Records that describe figures
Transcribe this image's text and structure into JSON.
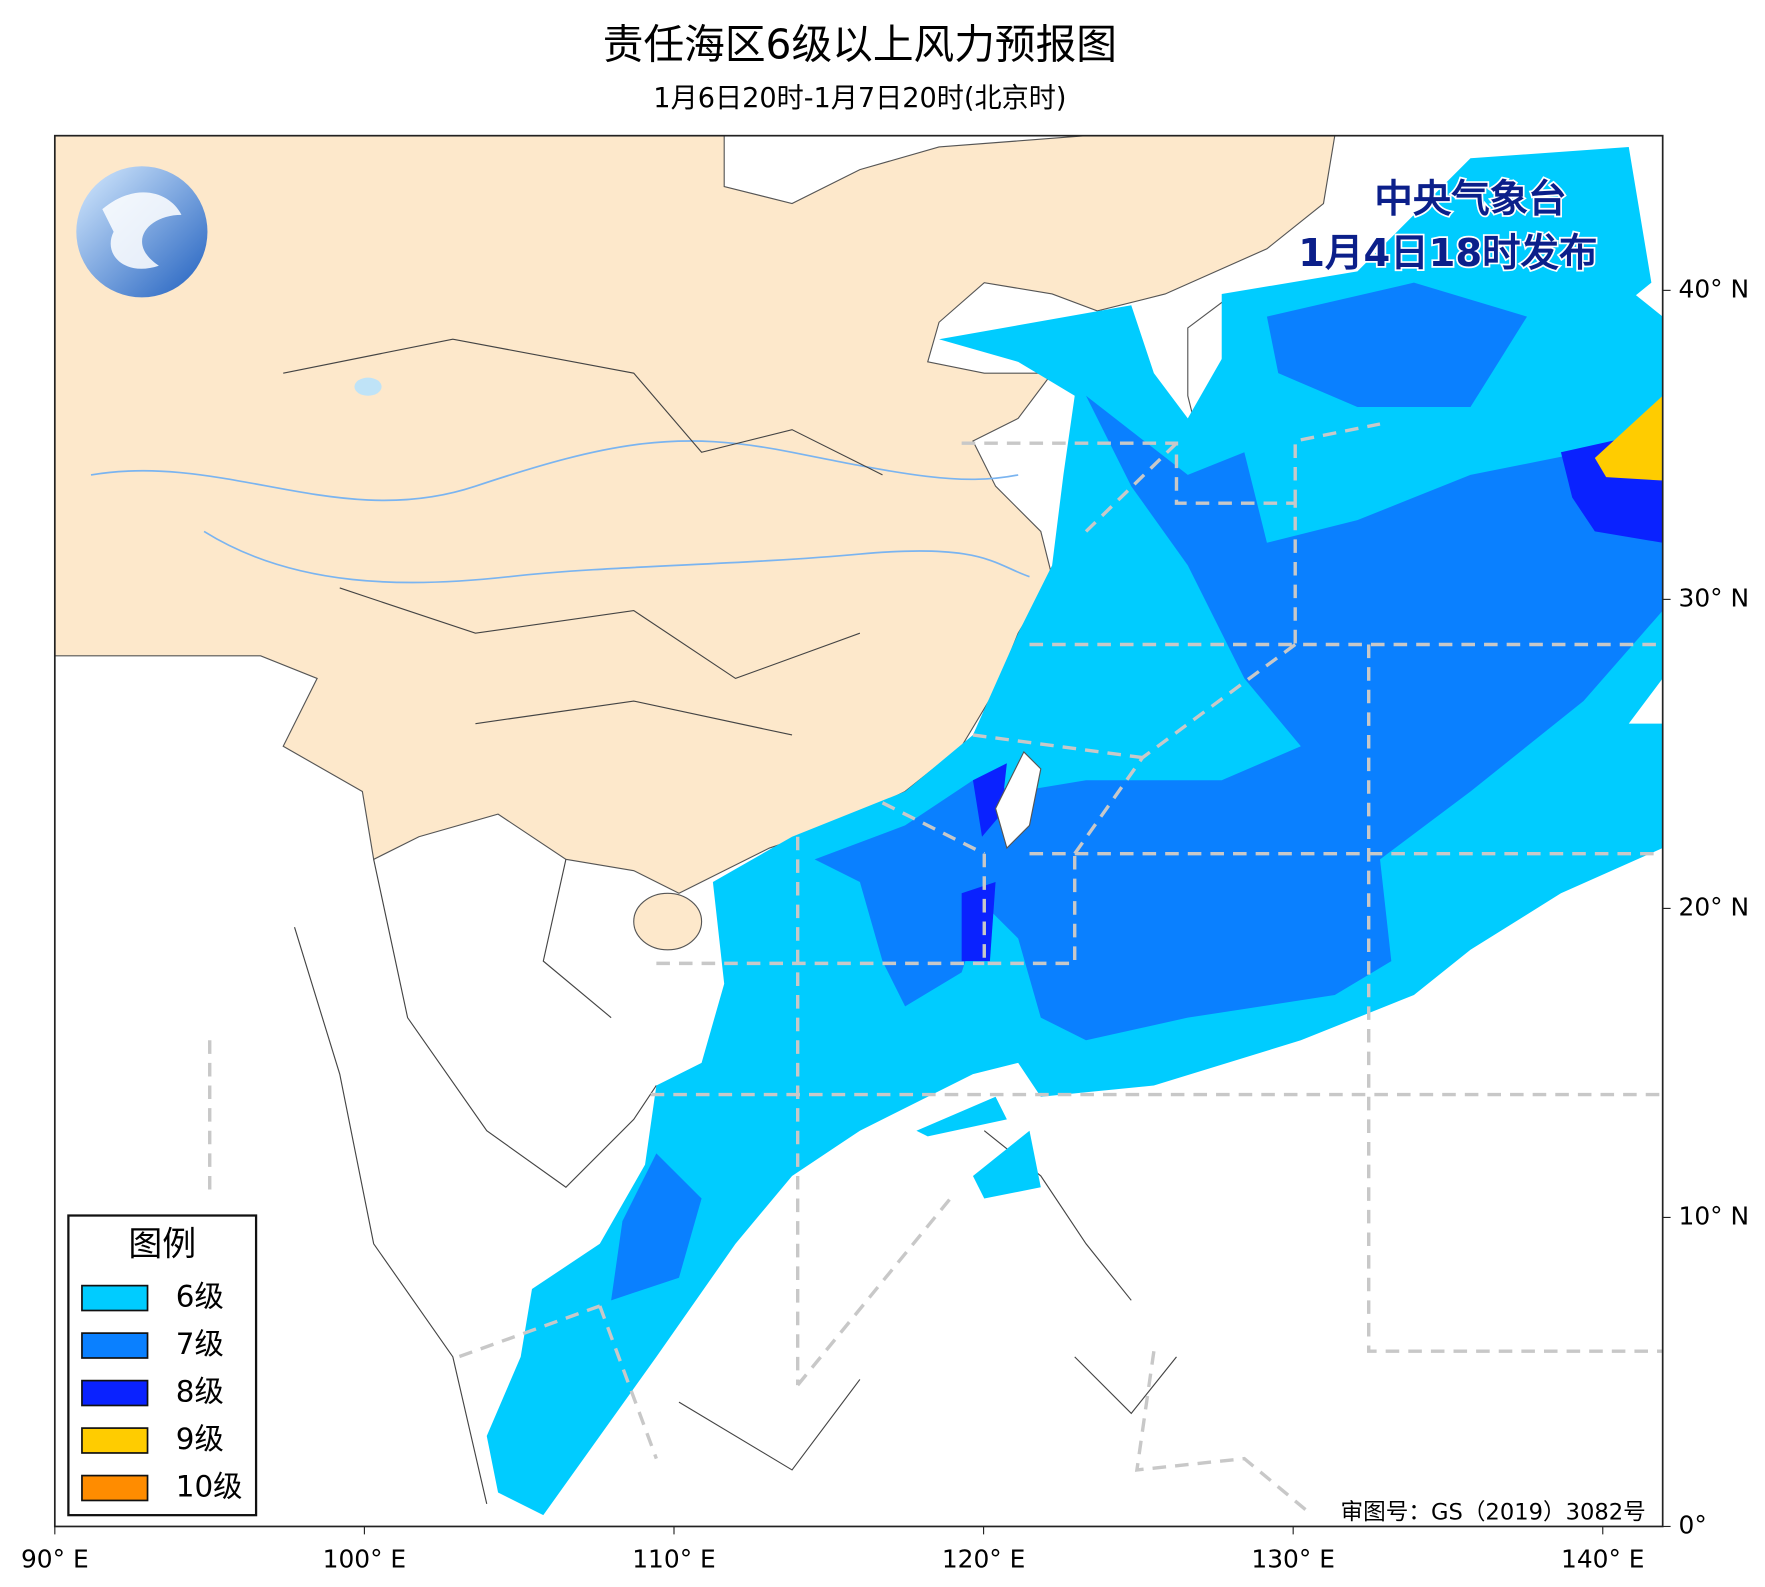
{
  "header": {
    "title": "责任海区6级以上风力预报图",
    "subtitle": "1月6日20时-1月7日20时(北京时)"
  },
  "issuer": {
    "name": "中央气象台",
    "time": "1月4日18时发布"
  },
  "map": {
    "lon_ticks": [
      {
        "value": 90,
        "label": "90° E"
      },
      {
        "value": 100,
        "label": "100° E"
      },
      {
        "value": 110,
        "label": "110° E"
      },
      {
        "value": 120,
        "label": "120° E"
      },
      {
        "value": 130,
        "label": "130° E"
      },
      {
        "value": 140,
        "label": "140° E"
      }
    ],
    "lat_ticks": [
      {
        "value": 0,
        "label": "0°"
      },
      {
        "value": 10,
        "label": "10° N"
      },
      {
        "value": 20,
        "label": "20° N"
      },
      {
        "value": 30,
        "label": "30° N"
      },
      {
        "value": 40,
        "label": "40° N"
      }
    ]
  },
  "legend": {
    "title": "图例",
    "items": [
      {
        "label": "6级",
        "color": "#00ccff"
      },
      {
        "label": "7级",
        "color": "#0a80ff"
      },
      {
        "label": "8级",
        "color": "#0a22ff"
      },
      {
        "label": "9级",
        "color": "#ffcc00"
      },
      {
        "label": "10级",
        "color": "#ff8c00"
      }
    ]
  },
  "footer": {
    "approval": "审图号：GS（2019）3082号"
  }
}
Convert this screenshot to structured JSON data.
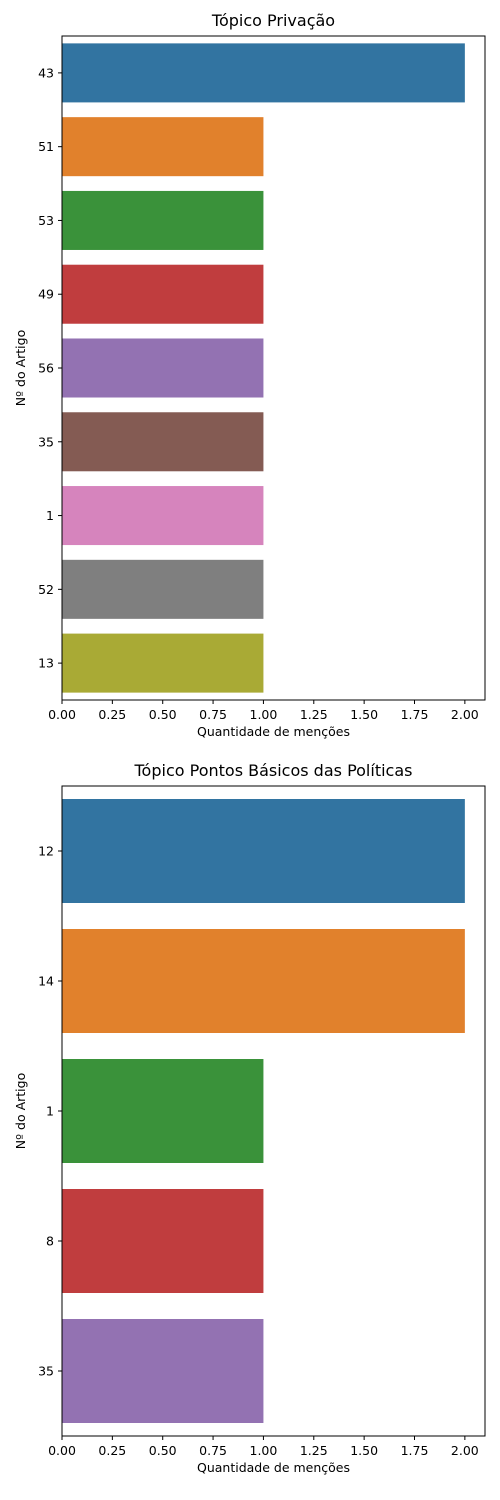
{
  "chart_data": [
    {
      "type": "bar",
      "orientation": "horizontal",
      "title": "Tópico Privação",
      "xlabel": "Quantidade de menções",
      "ylabel": "Nº do Artigo",
      "categories": [
        "43",
        "51",
        "53",
        "49",
        "56",
        "35",
        "1",
        "52",
        "13"
      ],
      "values": [
        2,
        1,
        1,
        1,
        1,
        1,
        1,
        1,
        1
      ],
      "colors": [
        "#3274a1",
        "#e1812c",
        "#3a923a",
        "#c03d3e",
        "#9372b2",
        "#845b53",
        "#d684bd",
        "#7f7f7f",
        "#a9aa35"
      ],
      "xlim": [
        0,
        2.1
      ],
      "xticks": [
        "0.00",
        "0.25",
        "0.50",
        "0.75",
        "1.00",
        "1.25",
        "1.50",
        "1.75",
        "2.00"
      ],
      "grid": false,
      "legend": "none"
    },
    {
      "type": "bar",
      "orientation": "horizontal",
      "title": "Tópico Pontos Básicos das Políticas",
      "xlabel": "Quantidade de menções",
      "ylabel": "Nº do Artigo",
      "categories": [
        "12",
        "14",
        "1",
        "8",
        "35"
      ],
      "values": [
        2,
        2,
        1,
        1,
        1
      ],
      "colors": [
        "#3274a1",
        "#e1812c",
        "#3a923a",
        "#c03d3e",
        "#9372b2"
      ],
      "xlim": [
        0,
        2.1
      ],
      "xticks": [
        "0.00",
        "0.25",
        "0.50",
        "0.75",
        "1.00",
        "1.25",
        "1.50",
        "1.75",
        "2.00"
      ],
      "grid": false,
      "legend": "none"
    }
  ]
}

# Prompt:
Copy every line above word for word and exclude the pictures.

# Written response:
Transcribe this image's text and structure into JSON.
{
  "header": {
    "title": "责任海区6级以上风力预报图",
    "subtitle": "1月6日20时-1月7日20时(北京时)"
  },
  "issuer": {
    "name": "中央气象台",
    "time": "1月4日18时发布"
  },
  "map": {
    "lon_ticks": [
      {
        "value": 90,
        "label": "90° E"
      },
      {
        "value": 100,
        "label": "100° E"
      },
      {
        "value": 110,
        "label": "110° E"
      },
      {
        "value": 120,
        "label": "120° E"
      },
      {
        "value": 130,
        "label": "130° E"
      },
      {
        "value": 140,
        "label": "140° E"
      }
    ],
    "lat_ticks": [
      {
        "value": 0,
        "label": "0°"
      },
      {
        "value": 10,
        "label": "10° N"
      },
      {
        "value": 20,
        "label": "20° N"
      },
      {
        "value": 30,
        "label": "30° N"
      },
      {
        "value": 40,
        "label": "40° N"
      }
    ]
  },
  "legend": {
    "title": "图例",
    "items": [
      {
        "label": "6级",
        "color": "#00ccff"
      },
      {
        "label": "7级",
        "color": "#0a80ff"
      },
      {
        "label": "8级",
        "color": "#0a22ff"
      },
      {
        "label": "9级",
        "color": "#ffcc00"
      },
      {
        "label": "10级",
        "color": "#ff8c00"
      }
    ]
  },
  "footer": {
    "approval": "审图号：GS（2019）3082号"
  }
}
Convert this screenshot to structured JSON data.
{
  "chart_data": [
    {
      "type": "bar",
      "orientation": "horizontal",
      "title": "Tópico Privação",
      "xlabel": "Quantidade de menções",
      "ylabel": "Nº do Artigo",
      "categories": [
        "43",
        "51",
        "53",
        "49",
        "56",
        "35",
        "1",
        "52",
        "13"
      ],
      "values": [
        2,
        1,
        1,
        1,
        1,
        1,
        1,
        1,
        1
      ],
      "colors": [
        "#3274a1",
        "#e1812c",
        "#3a923a",
        "#c03d3e",
        "#9372b2",
        "#845b53",
        "#d684bd",
        "#7f7f7f",
        "#a9aa35"
      ],
      "xlim": [
        0,
        2.1
      ],
      "xticks": [
        "0.00",
        "0.25",
        "0.50",
        "0.75",
        "1.00",
        "1.25",
        "1.50",
        "1.75",
        "2.00"
      ],
      "grid": false,
      "legend": "none"
    },
    {
      "type": "bar",
      "orientation": "horizontal",
      "title": "Tópico Pontos Básicos das Políticas",
      "xlabel": "Quantidade de menções",
      "ylabel": "Nº do Artigo",
      "categories": [
        "12",
        "14",
        "1",
        "8",
        "35"
      ],
      "values": [
        2,
        2,
        1,
        1,
        1
      ],
      "colors": [
        "#3274a1",
        "#e1812c",
        "#3a923a",
        "#c03d3e",
        "#9372b2"
      ],
      "xlim": [
        0,
        2.1
      ],
      "xticks": [
        "0.00",
        "0.25",
        "0.50",
        "0.75",
        "1.00",
        "1.25",
        "1.50",
        "1.75",
        "2.00"
      ],
      "grid": false,
      "legend": "none"
    }
  ]
}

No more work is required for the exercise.